Leave out every picture, then transcribe the rest of the listing exactly.
Begin
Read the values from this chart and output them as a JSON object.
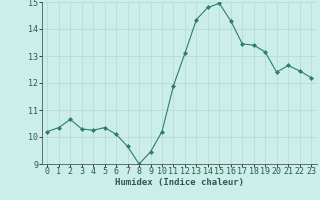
{
  "x": [
    0,
    1,
    2,
    3,
    4,
    5,
    6,
    7,
    8,
    9,
    10,
    11,
    12,
    13,
    14,
    15,
    16,
    17,
    18,
    19,
    20,
    21,
    22,
    23
  ],
  "y": [
    10.2,
    10.35,
    10.65,
    10.3,
    10.25,
    10.35,
    10.1,
    9.65,
    9.0,
    9.45,
    10.2,
    11.9,
    13.1,
    14.35,
    14.8,
    14.95,
    14.3,
    13.45,
    13.4,
    13.15,
    12.4,
    12.65,
    12.45,
    12.2
  ],
  "line_color": "#2d7d6e",
  "marker_color": "#2d7d6e",
  "bg_color": "#cceee8",
  "grid_color": "#b8ddd5",
  "xlabel": "Humidex (Indice chaleur)",
  "ylim": [
    9,
    15
  ],
  "xlim": [
    -0.5,
    23.5
  ],
  "yticks": [
    9,
    10,
    11,
    12,
    13,
    14,
    15
  ],
  "xticks": [
    0,
    1,
    2,
    3,
    4,
    5,
    6,
    7,
    8,
    9,
    10,
    11,
    12,
    13,
    14,
    15,
    16,
    17,
    18,
    19,
    20,
    21,
    22,
    23
  ],
  "label_fontsize": 6.5,
  "tick_fontsize": 6.0
}
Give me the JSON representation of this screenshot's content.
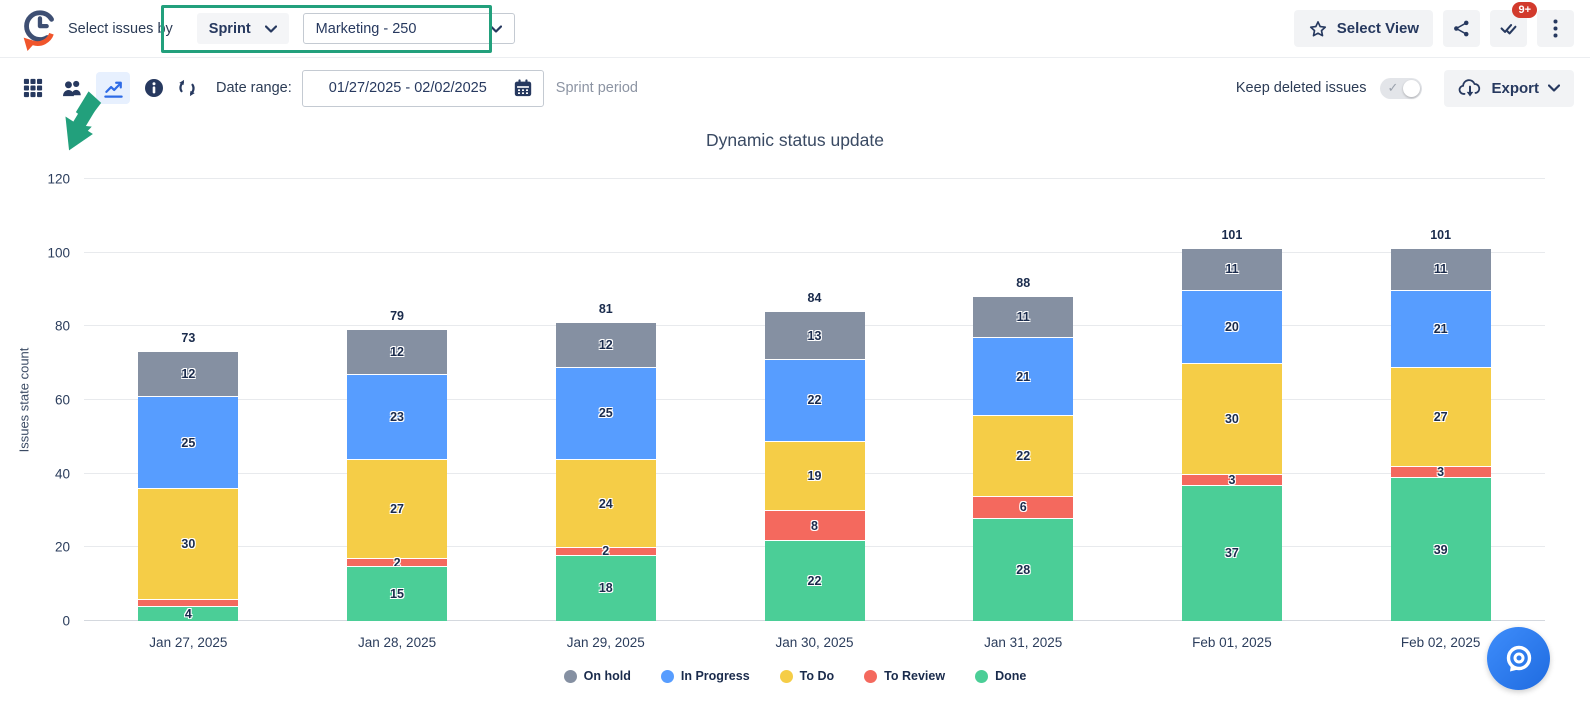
End
## FINAL ANSWER:
Read the values from this chart and output them as a JSON object.
{
  "x": [
    0,
    1,
    2,
    3,
    4,
    5,
    6,
    7,
    8,
    9,
    10,
    11,
    12,
    13,
    14,
    15,
    16,
    17,
    18,
    19,
    20,
    21,
    22,
    23
  ],
  "y": [
    10.2,
    10.35,
    10.65,
    10.3,
    10.25,
    10.35,
    10.1,
    9.65,
    9.0,
    9.45,
    10.2,
    11.9,
    13.1,
    14.35,
    14.8,
    14.95,
    14.3,
    13.45,
    13.4,
    13.15,
    12.4,
    12.65,
    12.45,
    12.2
  ],
  "line_color": "#2d7d6e",
  "marker_color": "#2d7d6e",
  "bg_color": "#cceee8",
  "grid_color": "#b8ddd5",
  "xlabel": "Humidex (Indice chaleur)",
  "ylim": [
    9,
    15
  ],
  "xlim": [
    -0.5,
    23.5
  ],
  "yticks": [
    9,
    10,
    11,
    12,
    13,
    14,
    15
  ],
  "xticks": [
    0,
    1,
    2,
    3,
    4,
    5,
    6,
    7,
    8,
    9,
    10,
    11,
    12,
    13,
    14,
    15,
    16,
    17,
    18,
    19,
    20,
    21,
    22,
    23
  ],
  "label_fontsize": 6.5,
  "tick_fontsize": 6.0
}
Give me the JSON representation of this screenshot's content.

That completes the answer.